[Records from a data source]
_ _ _ _

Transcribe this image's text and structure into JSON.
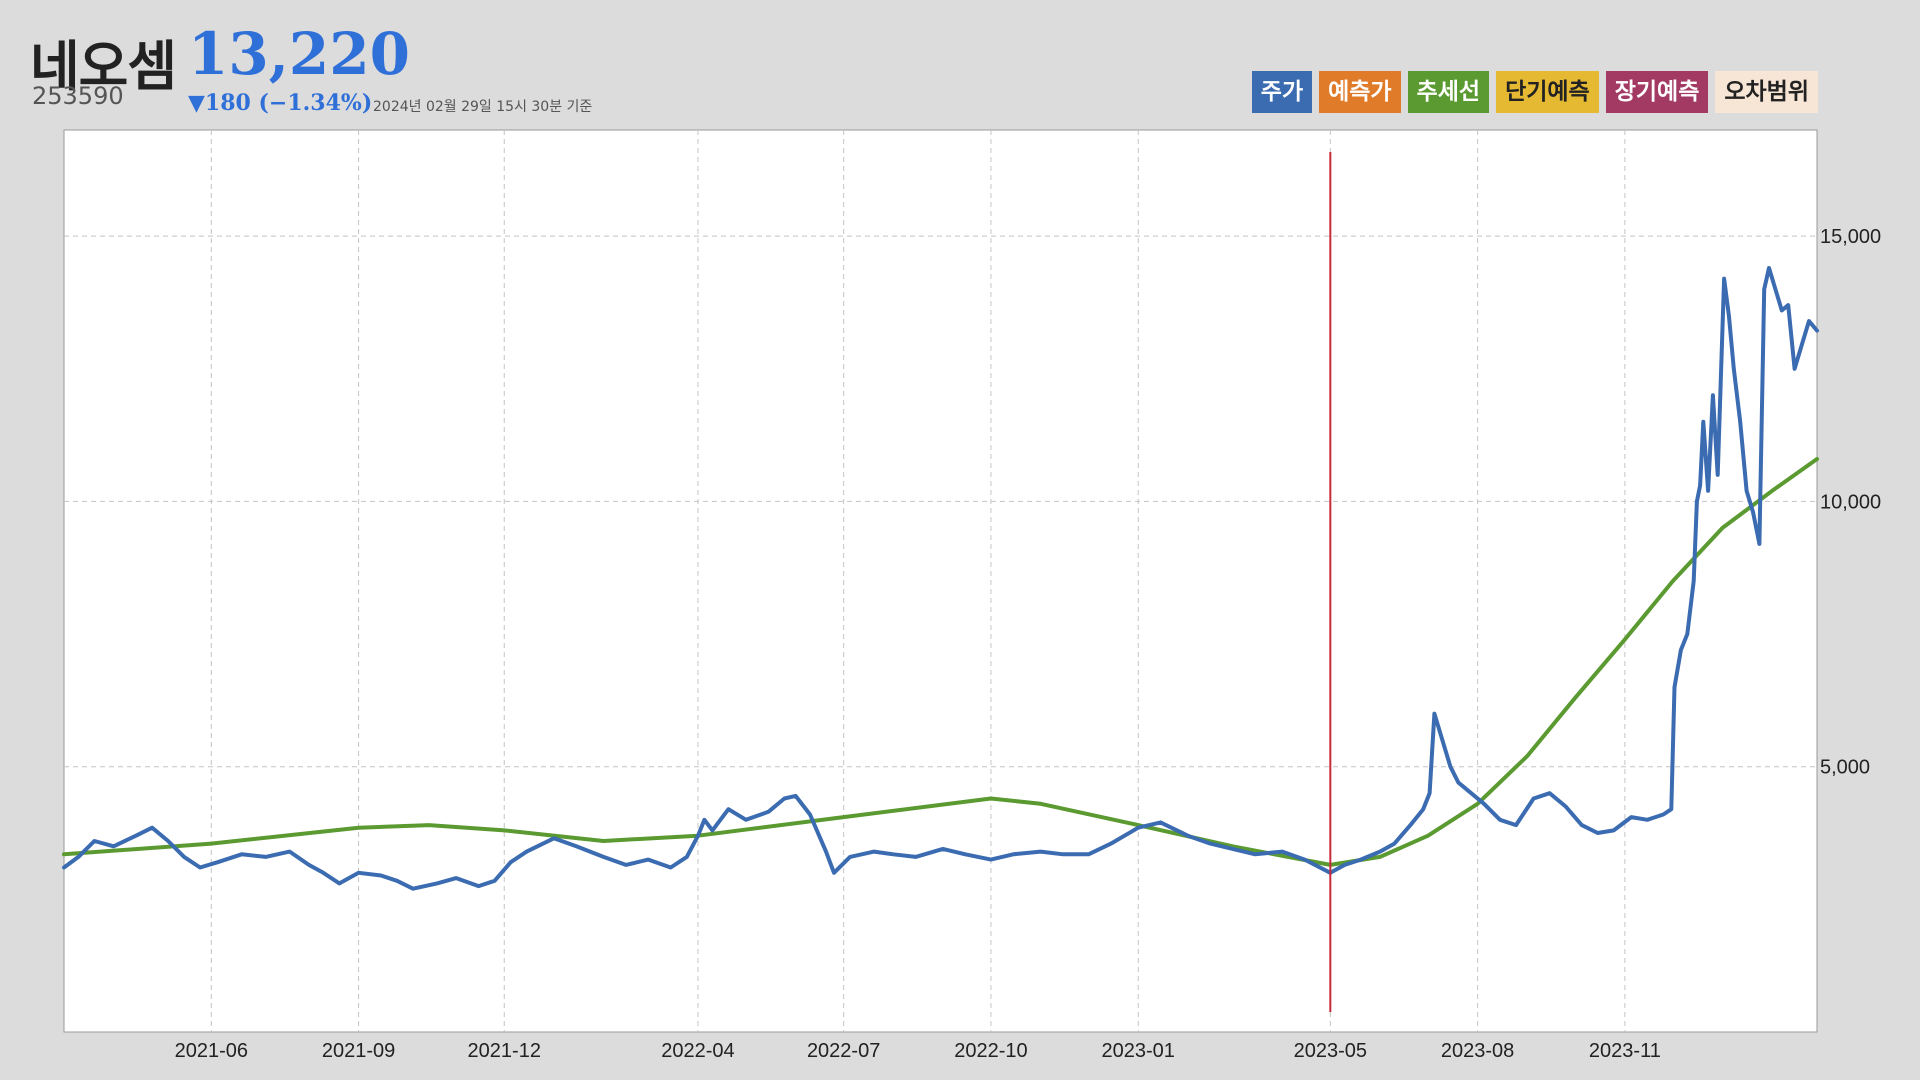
{
  "header": {
    "name": "네오셈",
    "price": "13,220",
    "code": "253590",
    "change": "▼180 (−1.34%)",
    "timestamp": "2024년 02월 29일 15시 30분 기준"
  },
  "legend": [
    {
      "label": "주가",
      "color": "#3b6bb0"
    },
    {
      "label": "예측가",
      "color": "#e07b2a"
    },
    {
      "label": "추세선",
      "color": "#5a9a30"
    },
    {
      "label": "단기예측",
      "color": "#e6b933"
    },
    {
      "label": "장기예측",
      "color": "#a33a64"
    },
    {
      "label": "오차범위",
      "color": "#f7e6d6"
    }
  ],
  "chart_data": {
    "type": "line",
    "x_range": [
      "2021-03-01",
      "2024-02-29"
    ],
    "ylim": [
      0,
      17000
    ],
    "y_ticks": [
      5000,
      10000,
      15000
    ],
    "y_tick_labels": [
      "5,000",
      "10,000",
      "15,000"
    ],
    "x_ticks": [
      "2021-06-01",
      "2021-09-01",
      "2021-12-01",
      "2022-04-01",
      "2022-07-01",
      "2022-10-01",
      "2023-01-01",
      "2023-05-01",
      "2023-08-01",
      "2023-11-01"
    ],
    "x_tick_labels": [
      "2021-06",
      "2021-09",
      "2021-12",
      "2022-04",
      "2022-07",
      "2022-10",
      "2023-01",
      "2023-05",
      "2023-08",
      "2023-11"
    ],
    "grid": true,
    "y_axis_position": "right",
    "marker_line": {
      "date": "2023-05-01",
      "color": "#c8283c"
    },
    "series": [
      {
        "name": "주가",
        "color": "#3b6bb0",
        "points": [
          [
            "2021-03-01",
            3100
          ],
          [
            "2021-03-10",
            3300
          ],
          [
            "2021-03-20",
            3600
          ],
          [
            "2021-04-01",
            3500
          ],
          [
            "2021-04-15",
            3700
          ],
          [
            "2021-04-25",
            3850
          ],
          [
            "2021-05-05",
            3600
          ],
          [
            "2021-05-15",
            3300
          ],
          [
            "2021-05-25",
            3100
          ],
          [
            "2021-06-05",
            3200
          ],
          [
            "2021-06-20",
            3350
          ],
          [
            "2021-07-05",
            3300
          ],
          [
            "2021-07-20",
            3400
          ],
          [
            "2021-08-01",
            3150
          ],
          [
            "2021-08-10",
            3000
          ],
          [
            "2021-08-20",
            2800
          ],
          [
            "2021-09-01",
            3000
          ],
          [
            "2021-09-15",
            2950
          ],
          [
            "2021-09-25",
            2850
          ],
          [
            "2021-10-05",
            2700
          ],
          [
            "2021-10-20",
            2800
          ],
          [
            "2021-11-01",
            2900
          ],
          [
            "2021-11-15",
            2750
          ],
          [
            "2021-11-25",
            2850
          ],
          [
            "2021-12-05",
            3200
          ],
          [
            "2021-12-15",
            3400
          ],
          [
            "2022-01-01",
            3650
          ],
          [
            "2022-01-15",
            3500
          ],
          [
            "2022-02-01",
            3300
          ],
          [
            "2022-02-15",
            3150
          ],
          [
            "2022-03-01",
            3250
          ],
          [
            "2022-03-15",
            3100
          ],
          [
            "2022-03-25",
            3300
          ],
          [
            "2022-04-01",
            3700
          ],
          [
            "2022-04-05",
            4000
          ],
          [
            "2022-04-10",
            3800
          ],
          [
            "2022-04-20",
            4200
          ],
          [
            "2022-05-01",
            4000
          ],
          [
            "2022-05-15",
            4150
          ],
          [
            "2022-05-25",
            4400
          ],
          [
            "2022-06-01",
            4450
          ],
          [
            "2022-06-10",
            4100
          ],
          [
            "2022-06-20",
            3400
          ],
          [
            "2022-06-25",
            3000
          ],
          [
            "2022-07-05",
            3300
          ],
          [
            "2022-07-20",
            3400
          ],
          [
            "2022-08-01",
            3350
          ],
          [
            "2022-08-15",
            3300
          ],
          [
            "2022-09-01",
            3450
          ],
          [
            "2022-09-15",
            3350
          ],
          [
            "2022-10-01",
            3250
          ],
          [
            "2022-10-15",
            3350
          ],
          [
            "2022-11-01",
            3400
          ],
          [
            "2022-11-15",
            3350
          ],
          [
            "2022-12-01",
            3350
          ],
          [
            "2022-12-15",
            3550
          ],
          [
            "2023-01-01",
            3850
          ],
          [
            "2023-01-15",
            3950
          ],
          [
            "2023-02-01",
            3700
          ],
          [
            "2023-02-15",
            3550
          ],
          [
            "2023-03-01",
            3450
          ],
          [
            "2023-03-15",
            3350
          ],
          [
            "2023-04-01",
            3400
          ],
          [
            "2023-04-15",
            3250
          ],
          [
            "2023-05-01",
            3000
          ],
          [
            "2023-05-10",
            3150
          ],
          [
            "2023-05-20",
            3250
          ],
          [
            "2023-06-01",
            3400
          ],
          [
            "2023-06-10",
            3550
          ],
          [
            "2023-06-20",
            3900
          ],
          [
            "2023-06-28",
            4200
          ],
          [
            "2023-07-02",
            4500
          ],
          [
            "2023-07-05",
            6000
          ],
          [
            "2023-07-10",
            5500
          ],
          [
            "2023-07-15",
            5000
          ],
          [
            "2023-07-20",
            4700
          ],
          [
            "2023-07-28",
            4500
          ],
          [
            "2023-08-05",
            4300
          ],
          [
            "2023-08-15",
            4000
          ],
          [
            "2023-08-25",
            3900
          ],
          [
            "2023-09-05",
            4400
          ],
          [
            "2023-09-15",
            4500
          ],
          [
            "2023-09-25",
            4250
          ],
          [
            "2023-10-05",
            3900
          ],
          [
            "2023-10-15",
            3750
          ],
          [
            "2023-10-25",
            3800
          ],
          [
            "2023-11-05",
            4050
          ],
          [
            "2023-11-15",
            4000
          ],
          [
            "2023-11-25",
            4100
          ],
          [
            "2023-11-30",
            4200
          ],
          [
            "2023-12-02",
            6500
          ],
          [
            "2023-12-06",
            7200
          ],
          [
            "2023-12-10",
            7500
          ],
          [
            "2023-12-14",
            8500
          ],
          [
            "2023-12-16",
            10000
          ],
          [
            "2023-12-18",
            10300
          ],
          [
            "2023-12-20",
            11500
          ],
          [
            "2023-12-23",
            10200
          ],
          [
            "2023-12-26",
            12000
          ],
          [
            "2023-12-29",
            10500
          ],
          [
            "2024-01-02",
            14200
          ],
          [
            "2024-01-05",
            13500
          ],
          [
            "2024-01-08",
            12500
          ],
          [
            "2024-01-12",
            11500
          ],
          [
            "2024-01-16",
            10200
          ],
          [
            "2024-01-20",
            9800
          ],
          [
            "2024-01-24",
            9200
          ],
          [
            "2024-01-27",
            14000
          ],
          [
            "2024-01-30",
            14400
          ],
          [
            "2024-02-03",
            14000
          ],
          [
            "2024-02-07",
            13600
          ],
          [
            "2024-02-11",
            13700
          ],
          [
            "2024-02-15",
            12500
          ],
          [
            "2024-02-20",
            13000
          ],
          [
            "2024-02-24",
            13400
          ],
          [
            "2024-02-29",
            13220
          ]
        ]
      },
      {
        "name": "추세선",
        "color": "#5a9a30",
        "points": [
          [
            "2021-03-01",
            3350
          ],
          [
            "2021-06-01",
            3550
          ],
          [
            "2021-09-01",
            3850
          ],
          [
            "2021-10-15",
            3900
          ],
          [
            "2021-12-01",
            3800
          ],
          [
            "2022-02-01",
            3600
          ],
          [
            "2022-04-01",
            3700
          ],
          [
            "2022-07-01",
            4050
          ],
          [
            "2022-10-01",
            4400
          ],
          [
            "2022-11-01",
            4300
          ],
          [
            "2023-01-01",
            3900
          ],
          [
            "2023-03-01",
            3500
          ],
          [
            "2023-05-01",
            3150
          ],
          [
            "2023-06-01",
            3300
          ],
          [
            "2023-07-01",
            3700
          ],
          [
            "2023-08-01",
            4300
          ],
          [
            "2023-09-01",
            5200
          ],
          [
            "2023-10-01",
            6300
          ],
          [
            "2023-11-01",
            7400
          ],
          [
            "2023-12-01",
            8500
          ],
          [
            "2024-01-01",
            9500
          ],
          [
            "2024-02-01",
            10200
          ],
          [
            "2024-02-29",
            10800
          ]
        ]
      }
    ]
  }
}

_ _ _ _

List the lines of the material in which the word "color" occurs.

      "color": "#3b6bb0"
      "color": "#e07b2a"
      "color": "#5a9a30"
      "color": "#e6b933"
      "color": "#a33a64"
      "color": "#f7e6d6"
      "color": "#c8283c"
        "color": "#3b6bb0",
        "color": "#5a9a30",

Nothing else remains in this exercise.